Return all of the data exactly as written, without the pictures.

▶ [Input rows]:
══════════════════════════════

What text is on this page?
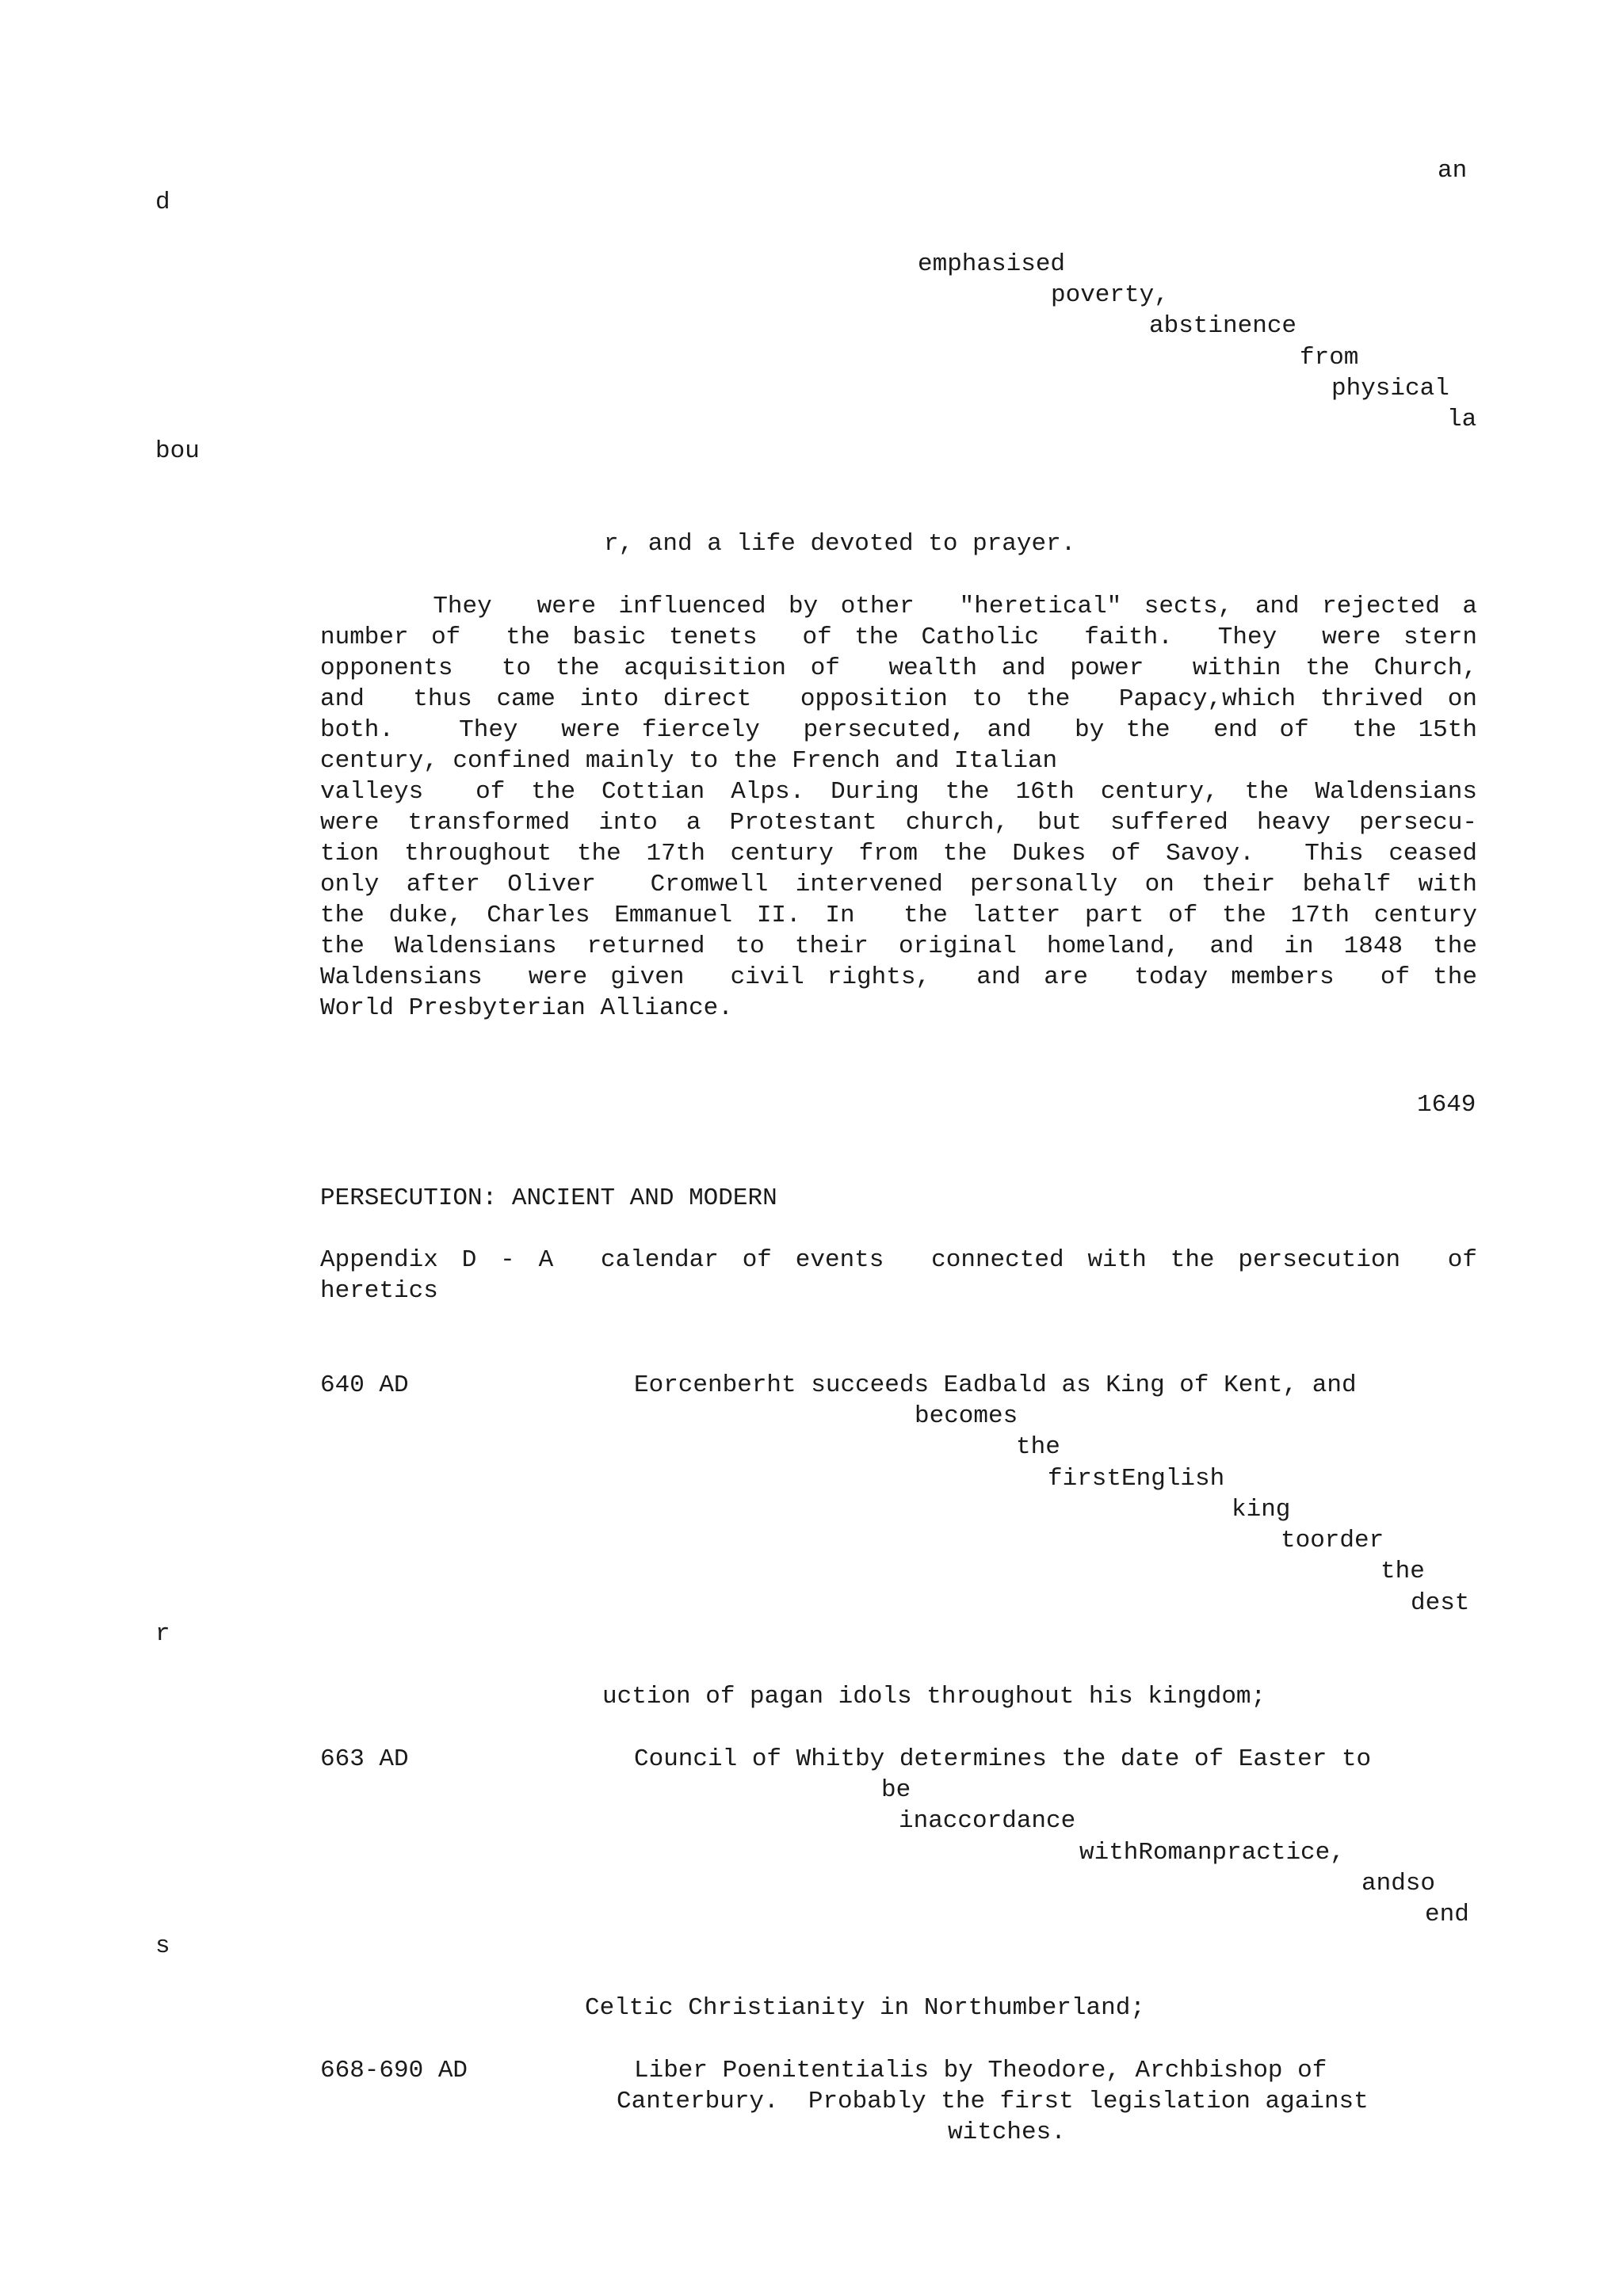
an
d
emphasised
poverty,
abstinence
from
physical
la
bou
r, and a life devoted to prayer.
They  were influenced by other  "heretical" sects, and rejected a
number of  the basic tenets  of the Catholic  faith.  They  were stern
opponents  to the acquisition of  wealth and power  within the Church,
and  thus came into direct  opposition to the  Papacy,which thrived on
both.   They  were fiercely  persecuted, and  by the  end of  the 15th
century, confined mainly to the French and Italian
valleys  of the Cottian Alps. During the 16th century, the Waldensians
were transformed into a Protestant church, but suffered heavy persecu-
tion throughout the 17th century from the Dukes of Savoy.  This ceased
only after Oliver  Cromwell intervened personally on their behalf with
the duke, Charles Emmanuel II. In  the latter part of the 17th century
the Waldensians returned to their original homeland, and in 1848 the
Waldensians  were given  civil rights,  and are  today members  of the
World Presbyterian Alliance.
1649
PERSECUTION: ANCIENT AND MODERN
Appendix D - A  calendar of events  connected with the persecution  of
heretics
640 AD	Eorcenberht succeeds Eadbald as King of Kent, and
becomes
the
firstEnglish
king
toorder
the
dest
r
uction of pagan idols throughout his kingdom;
663 AD	Council of Whitby determines the date of Easter to
be
inaccordance
withRomanpractice,
andso
end
s
Celtic Christianity in Northumberland;
668-690 AD	Liber Poenitentialis by Theodore, Archbishop of
Canterbury.  Probably the first legislation against
witches.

══════════════════════════════

▶ [Correct result]:
What text is on this page?
an
d
emphasised
poverty,
abstinence
from
physical
la
bou
r, and a life devoted to prayer.
They  were influenced by other  "heretical" sects, and rejected a
number of  the basic tenets  of the Catholic  faith.  They  were stern
opponents  to the acquisition of  wealth and power  within the Church,
and  thus came into direct  opposition to the  Papacy,which thrived on
both.   They  were fiercely  persecuted, and  by the  end of  the 15th
century, confined mainly to the French and Italian
valleys  of the Cottian Alps. During the 16th century, the Waldensians
were transformed into a Protestant church, but suffered heavy persecu-
tion throughout the 17th century from the Dukes of Savoy.  This ceased
only after Oliver  Cromwell intervened personally on their behalf with
the duke, Charles Emmanuel II. In  the latter part of the 17th century
the Waldensians returned to their original homeland, and in 1848 the
Waldensians  were given  civil rights,  and are  today members  of the
World Presbyterian Alliance.
1649
PERSECUTION: ANCIENT AND MODERN
Appendix D - A  calendar of events  connected with the persecution  of
heretics
640 AD	Eorcenberht succeeds Eadbald as King of Kent, and
becomes
the
firstEnglish
king
toorder
the
dest
r
uction of pagan idols throughout his kingdom;
663 AD	Council of Whitby determines the date of Easter to
be
inaccordance
withRomanpractice,
andso
end
s
Celtic Christianity in Northumberland;
668-690 AD	Liber Poenitentialis by Theodore, Archbishop of
Canterbury.  Probably the first legislation against
witches.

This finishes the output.